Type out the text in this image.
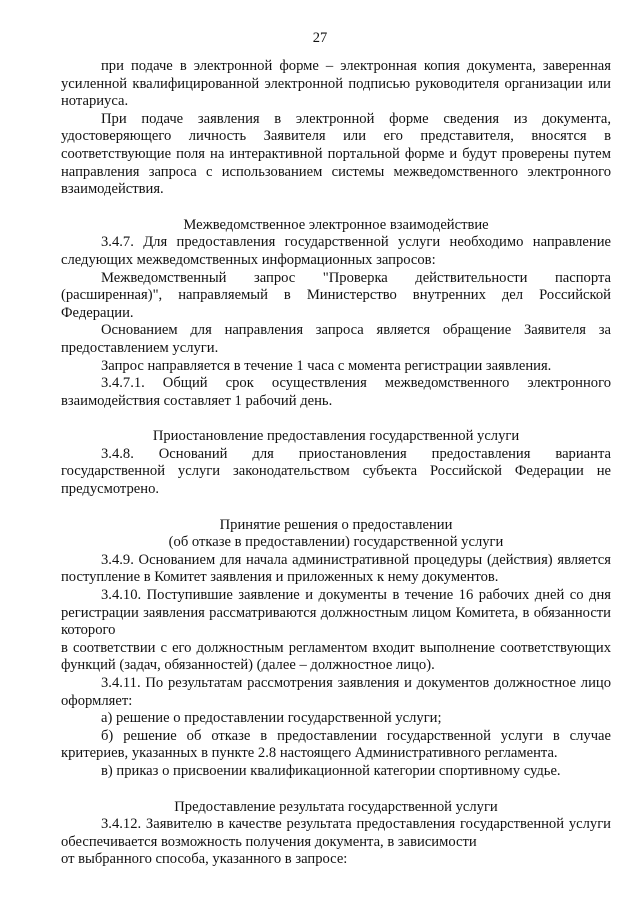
27

при подаче в электронной форме – электронная копия документа, заверенная усиленной квалифицированной электронной подписью руководителя организации или нотариуса.

При подаче заявления в электронной форме сведения из документа, удостоверяющего личность Заявителя или его представителя, вносятся в соответствующие поля на интерактивной портальной форме и будут проверены путем направления запроса с использованием системы межведомственного электронного взаимодействия.

Межведомственное электронное взаимодействие

3.4.7. Для предоставления государственной услуги необходимо направление следующих межведомственных информационных запросов:

Межведомственный запрос "Проверка действительности паспорта (расширенная)", направляемый в Министерство внутренних дел Российской Федерации.

Основанием для направления запроса является обращение Заявителя за предоставлением услуги.

Запрос направляется в течение 1 часа с момента регистрации заявления.

3.4.7.1. Общий срок осуществления межведомственного электронного взаимодействия составляет 1 рабочий день.

Приостановление предоставления государственной услуги

3.4.8. Оснований для приостановления предоставления варианта государственной услуги законодательством субъекта Российской Федерации не предусмотрено.

Принятие решения о предоставлении

(об отказе в предоставлении) государственной услуги

3.4.9. Основанием для начала административной процедуры (действия) является поступление в Комитет заявления и приложенных к нему документов.

3.4.10. Поступившие заявление и документы в течение 16 рабочих дней со дня регистрации заявления рассматриваются должностным лицом Комитета, в обязанности которого

в соответствии с его должностным регламентом входит выполнение соответствующих функций (задач, обязанностей) (далее – должностное лицо).

3.4.11. По результатам рассмотрения заявления и документов должностное лицо оформляет:

а) решение о предоставлении государственной услуги;

б) решение об отказе в предоставлении государственной услуги в случае критериев, указанных в пункте 2.8 настоящего Административного регламента.

в) приказ о присвоении квалификационной категории спортивному судье.

Предоставление результата государственной услуги

3.4.12. Заявителю в качестве результата предоставления государственной услуги обеспечивается возможность получения документа, в зависимости

от выбранного способа, указанного в запросе:
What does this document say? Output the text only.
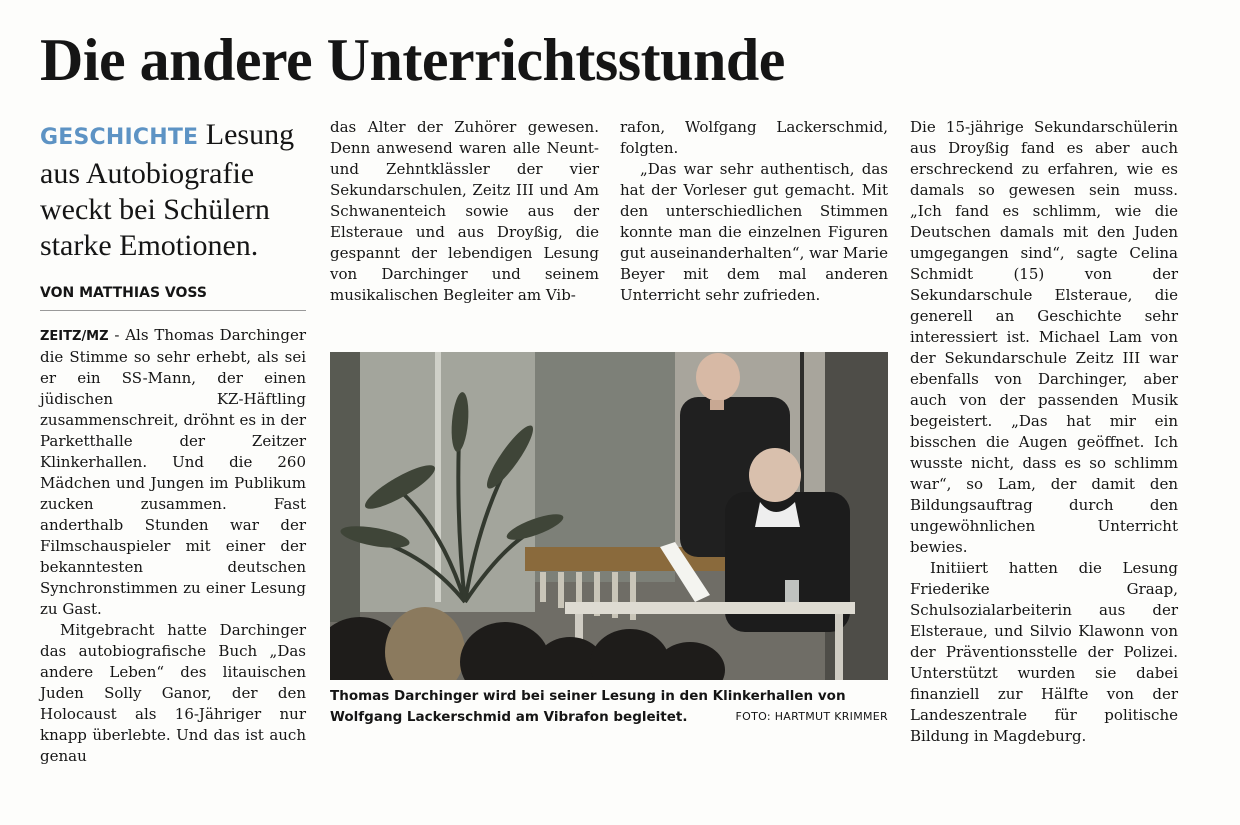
Die andere Unterrichtsstunde
GESCHICHTE Lesung aus Autobiografie weckt bei Schülern starke Emotionen.

VON MATTHIAS VOSS

ZEITZ/MZ - Als Thomas Darchinger die Stimme so sehr erhebt, als sei er ein SS-Mann, der einen jüdischen KZ-Häftling zusammenschreit, dröhnt es in der Parketthalle der Zeitzer Klinkerhallen. Und die 260 Mädchen und Jungen im Publikum zucken zusammen. Fast anderthalb Stunden war der Filmschauspieler mit einer der bekanntesten deutschen Synchronstimmen zu einer Lesung zu Gast.

Mitgebracht hatte Darchinger das autobiografische Buch „Das andere Leben“ des litauischen Juden Solly Ganor, der den Holocaust als 16-Jähriger nur knapp überlebte. Und das ist auch genau

das Alter der Zuhörer gewesen. Denn anwesend waren alle Neunt- und Zehntklässler der vier Sekundarschulen, Zeitz III und Am Schwanenteich sowie aus der Elsteraue und aus Droyßig, die gespannt der lebendigen Lesung von Darchinger und seinem musikalischen Begleiter am Vib-

rafon, Wolfgang Lackerschmid, folgten.

„Das war sehr authentisch, das hat der Vorleser gut gemacht. Mit den unterschiedlichen Stimmen konnte man die einzelnen Figuren gut auseinanderhalten“, war Marie Beyer mit dem mal anderen Unterricht sehr zufrieden.

Die 15-jährige Sekundarschülerin aus Droyßig fand es aber auch erschreckend zu erfahren, wie es damals so gewesen sein muss. „Ich fand es schlimm, wie die Deutschen damals mit den Juden umgegangen sind“, sagte Celina Schmidt (15) von der Sekundarschule Elsteraue, die generell an Geschichte sehr interessiert ist. Michael Lam von der Sekundarschule Zeitz III war ebenfalls von Darchinger, aber auch von der passenden Musik begeistert. „Das hat mir ein bisschen die Augen geöffnet. Ich wusste nicht, dass es so schlimm war“, so Lam, der damit den Bildungsauftrag durch den ungewöhnlichen Unterricht bewies.

Initiiert hatten die Lesung Friederike Graap, Schulsozialarbeiterin aus der Elsteraue, und Silvio Klawonn von der Präventionsstelle der Polizei. Unterstützt wurden sie dabei finanziell zur Hälfte von der Landeszentrale für politische Bildung in Magdeburg.

Thomas Darchinger wird bei seiner Lesung in den Klinkerhallen von Wolfgang Lackerschmid am Vibrafon begleitet.	FOTO: HARTMUT KRIMMER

__Task__
Copy nothing outside the span: please output the lines from the one with "What does this" through the end of the entries above, and skip the pictures.

__Written answer__
What does this document say? Output the text only.
Die andere Unterrichtsstunde
GESCHICHTE Lesung aus Autobiografie weckt bei Schülern starke Emotionen.

VON MATTHIAS VOSS

ZEITZ/MZ - Als Thomas Darchinger die Stimme so sehr erhebt, als sei er ein SS-Mann, der einen jüdischen KZ-Häftling zusammenschreit, dröhnt es in der Parketthalle der Zeitzer Klinkerhallen. Und die 260 Mädchen und Jungen im Publikum zucken zusammen. Fast anderthalb Stunden war der Filmschauspieler mit einer der bekanntesten deutschen Synchronstimmen zu einer Lesung zu Gast.

Mitgebracht hatte Darchinger das autobiografische Buch „Das andere Leben“ des litauischen Juden Solly Ganor, der den Holocaust als 16-Jähriger nur knapp überlebte. Und das ist auch genau

das Alter der Zuhörer gewesen. Denn anwesend waren alle Neunt- und Zehntklässler der vier Sekundarschulen, Zeitz III und Am Schwanenteich sowie aus der Elsteraue und aus Droyßig, die gespannt der lebendigen Lesung von Darchinger und seinem musikalischen Begleiter am Vib-

rafon, Wolfgang Lackerschmid, folgten.

„Das war sehr authentisch, das hat der Vorleser gut gemacht. Mit den unterschiedlichen Stimmen konnte man die einzelnen Figuren gut auseinanderhalten“, war Marie Beyer mit dem mal anderen Unterricht sehr zufrieden.

Die 15-jährige Sekundarschülerin aus Droyßig fand es aber auch erschreckend zu erfahren, wie es damals so gewesen sein muss. „Ich fand es schlimm, wie die Deutschen damals mit den Juden umgegangen sind“, sagte Celina Schmidt (15) von der Sekundarschule Elsteraue, die generell an Geschichte sehr interessiert ist. Michael Lam von der Sekundarschule Zeitz III war ebenfalls von Darchinger, aber auch von der passenden Musik begeistert. „Das hat mir ein bisschen die Augen geöffnet. Ich wusste nicht, dass es so schlimm war“, so Lam, der damit den Bildungsauftrag durch den ungewöhnlichen Unterricht bewies.

Initiiert hatten die Lesung Friederike Graap, Schulsozialarbeiterin aus der Elsteraue, und Silvio Klawonn von der Präventionsstelle der Polizei. Unterstützt wurden sie dabei finanziell zur Hälfte von der Landeszentrale für politische Bildung in Magdeburg.

Thomas Darchinger wird bei seiner Lesung in den Klinkerhallen von Wolfgang Lackerschmid am Vibrafon begleitet.	FOTO: HARTMUT KRIMMER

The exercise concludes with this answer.